> **TASK**
Extend the commentary on liberalism and Aboriginal identity in Australia, starting after its final sentence.

___ SOURCE TEXT

This is most certainly true. If an Anglo-Australian is welcomed several times a week as a guest to Australia, what is left of his own communal identity? It is an effective method of erasure.

2) It’s possible some liberals view the liberalization (and thus destruction) of Aboriginals as being another form of oppression visited upon them.

As we shall soon see in the case of Germaine Greer, this is also true. You would think it would create cognitive dissonance in the minds of liberal moderns (that the political beliefs they hold to are to be regretted for their destructive effects on Aborigines), but they are not called out for it.

3) The anti-human strain of leftism, particularly dominant in environmentalist sects, sees advancement as bad and primitivism as good. Primitive cultures, such as Aboriginals, are thus likely to be celebrated and mythologized.

Well, yes. This is a similar argument to the one I made myself in the post, namely that some leftists have inherited the idea that civilisation corrupts and that therefore pre-modern cultures are more genuinely human. Again, we will see this idea expressed with Germaine Greer.

4) There are, of course, certain groups throughout European-stock countries that are implacably hostile to European peoples. Promoting other groups, deracinating whites, and forcing or encouraging them to acknowledge and praise ancestors and cultures other than their own serves to weaken them.

Yes, this is part of the picture, though it does not explain why Anglo elites themselves should adopt such views.

5) Of course, the aesthetic and superficial trappings of Aboriginals is not really any threat to liberalism, even amongst Aboriginals.

Again, it is true that promoting Aboriginal traditional identity will not disrupt the working through of liberalism in Australia in the same way that promoting the mainstream identity would.

As you can see, I agree with all of these observations, particularly the first three. Even so, I think my argument still stands - that traditional values are human values and that if they are made inaccessible within our own group that some people will seek to share in them or identify with them or uphold them, via their continuing existence elsewhere.

I want to use the Australian feminist Germaine Greer as my prime example. Some years ago she wrote two long essays on Aboriginal issues. The first was called "Whitefella Jump Up: the Shortest Way to Nationhood" (2003). At the time, her central thesis was startling. She wanted all Australians to embrace Aboriginality as a path to nationhood. She wanted Australians to declare themselves Aboriginal "as if by an act of transubstantiation" (she uses deeply religious terms to express her hope that the Australian identity might become an Aboriginal one). She was ahead of her time. What seemed crazy in 2003 is now increasingly the model of Australian identity.

______
___ GIVEN RECORDS

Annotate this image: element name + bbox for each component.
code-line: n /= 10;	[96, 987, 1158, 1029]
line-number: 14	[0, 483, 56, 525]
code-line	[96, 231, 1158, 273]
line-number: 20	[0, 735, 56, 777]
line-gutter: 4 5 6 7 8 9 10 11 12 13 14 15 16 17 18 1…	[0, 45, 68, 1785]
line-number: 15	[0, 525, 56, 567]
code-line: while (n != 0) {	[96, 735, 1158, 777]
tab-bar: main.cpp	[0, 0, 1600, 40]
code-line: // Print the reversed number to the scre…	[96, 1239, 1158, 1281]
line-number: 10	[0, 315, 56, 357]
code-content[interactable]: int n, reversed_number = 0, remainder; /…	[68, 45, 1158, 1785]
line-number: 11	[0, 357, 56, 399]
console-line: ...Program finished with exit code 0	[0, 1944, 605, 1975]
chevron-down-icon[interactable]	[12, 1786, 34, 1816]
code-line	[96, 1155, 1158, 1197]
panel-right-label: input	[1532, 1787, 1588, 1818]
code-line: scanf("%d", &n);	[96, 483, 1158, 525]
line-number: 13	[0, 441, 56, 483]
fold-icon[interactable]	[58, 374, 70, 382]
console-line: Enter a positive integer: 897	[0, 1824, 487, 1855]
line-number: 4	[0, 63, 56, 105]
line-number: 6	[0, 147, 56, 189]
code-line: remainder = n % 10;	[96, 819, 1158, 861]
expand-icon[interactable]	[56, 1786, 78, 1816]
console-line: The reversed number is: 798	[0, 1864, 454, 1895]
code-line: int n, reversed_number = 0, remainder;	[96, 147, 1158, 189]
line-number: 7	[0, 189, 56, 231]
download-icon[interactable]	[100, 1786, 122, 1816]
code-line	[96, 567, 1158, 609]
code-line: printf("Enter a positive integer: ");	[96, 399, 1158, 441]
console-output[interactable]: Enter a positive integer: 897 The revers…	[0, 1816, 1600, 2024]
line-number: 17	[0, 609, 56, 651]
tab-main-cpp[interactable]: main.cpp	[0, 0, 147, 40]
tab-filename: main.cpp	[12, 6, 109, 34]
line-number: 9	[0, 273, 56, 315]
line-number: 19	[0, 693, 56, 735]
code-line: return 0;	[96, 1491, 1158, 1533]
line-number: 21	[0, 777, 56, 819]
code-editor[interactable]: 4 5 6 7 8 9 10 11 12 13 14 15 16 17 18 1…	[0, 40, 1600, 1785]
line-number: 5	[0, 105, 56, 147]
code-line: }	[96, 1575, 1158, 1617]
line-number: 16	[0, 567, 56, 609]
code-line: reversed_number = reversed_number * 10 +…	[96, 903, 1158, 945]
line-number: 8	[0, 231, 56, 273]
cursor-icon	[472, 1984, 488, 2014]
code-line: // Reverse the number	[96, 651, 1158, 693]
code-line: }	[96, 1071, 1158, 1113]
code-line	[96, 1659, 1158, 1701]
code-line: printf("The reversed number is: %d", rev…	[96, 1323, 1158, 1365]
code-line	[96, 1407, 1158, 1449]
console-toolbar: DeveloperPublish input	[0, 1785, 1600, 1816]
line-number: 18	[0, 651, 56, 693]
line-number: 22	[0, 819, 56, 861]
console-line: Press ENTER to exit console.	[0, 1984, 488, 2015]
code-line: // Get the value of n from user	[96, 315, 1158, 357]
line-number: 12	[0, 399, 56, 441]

______

> **THE RESPONSE**
Germaine Greer

Even more startling, though, is her essay "On Rage" (2008). In this essay she explains the propensity of some Aboriginal men in remote communities to be violent toward Aboriginal women. She blames white men, of course, but it is the detail of her argument that is interesting. For instance, she sympathises with the lament of an Aboriginal woman that "Our communities are like a piece of broken string with women on one side and men on the other". This suggests that it is important for the intactness of a community that men and women not be placed in opposition to each other - but a setting apart of men and women into opposing political classes is what Greer spent much of her life promoting as a Western feminist (the essay itself breathes the very air of Greer as a white woman demonising white men). So here we have an instance of that failure to universalise; Greer applies a socially dissolving attitude to the mainstream, but laments its appearance within Aboriginal communities.

Greer then complains that governments are enabling Aboriginal women to live independently of their men:
The fact that government welfare payments are often made to women...means that more and more women can live independently of men, and are doing so.

...When hunter-gatherer societies begin to break down, it is invariably the gatherers, the women, who combine to hold them together, but in doing so they further marginalise their menfolk, including their own sons.

Again, Greer fails to universalise this position. In 2010, just two years later, she argued that economic independence for Western women was a good thing because it enabled them to divorce their husbands:

As women's economic independence increased, their tolerance of infidelity, cruelty, neglect and emotional and physical abuse on the part of their spouses dwindled steadily. Divorce rates throughout the developed world rose in unison.
She wrote of Western women who chose to divorce and live as single mothers:
Women who face this fate with equanimity have my unstinting admiration. They are choosing a tough but honourable life over a servile and dishonourable one.

But when it comes to Aborigines, she sympathises instead with the men who lose their most cherished possessions and who are humiliated by the loss of family structure:

According to anthropologists RM and CH Berndt, traditionally "the most cherished possessions of men were women, children and their sacred heritage," in that order...The Aboriginal man's wife was not simply a woman he met by chance and fancied, but a kinswoman...it is the level of avoidance which signifies just how fundamental, how absolutely shattering this loss and humiliation must be.

Why this inconsistency? Why claim that financial independence for Aboriginal women has terrible consequences because the men lose their most cherished possession - their women (imagine if Western women were described positively as being a possession of the men) - and are therefore deeply humiliated; whereas financial independence for Western women is a good because it allows them to leave, en masse, men who are simply assumed to be cruel abusers?

One possible reason is that if you are serious about wanting a society to continue into the future and to reproduce itself you will focus on maintaining family structure and on upholding a common good between men and women. Therefore, Greer is a traditionalist when it comes to Aborigines (who she wants to see continue on), but a liberal when it comes to the mainstream.

Which brings me to the key part of Greer's argument. She explains the rage of Aboriginal men as being due to them losing "what makes any life worth living". So, what are these essential human goods? They are the traditional ones, not the liberal ones. She writes that Aboriginal men have lost "all the important things" such as "their families, their social networks, their culture, their religion, their languages and their self-esteem".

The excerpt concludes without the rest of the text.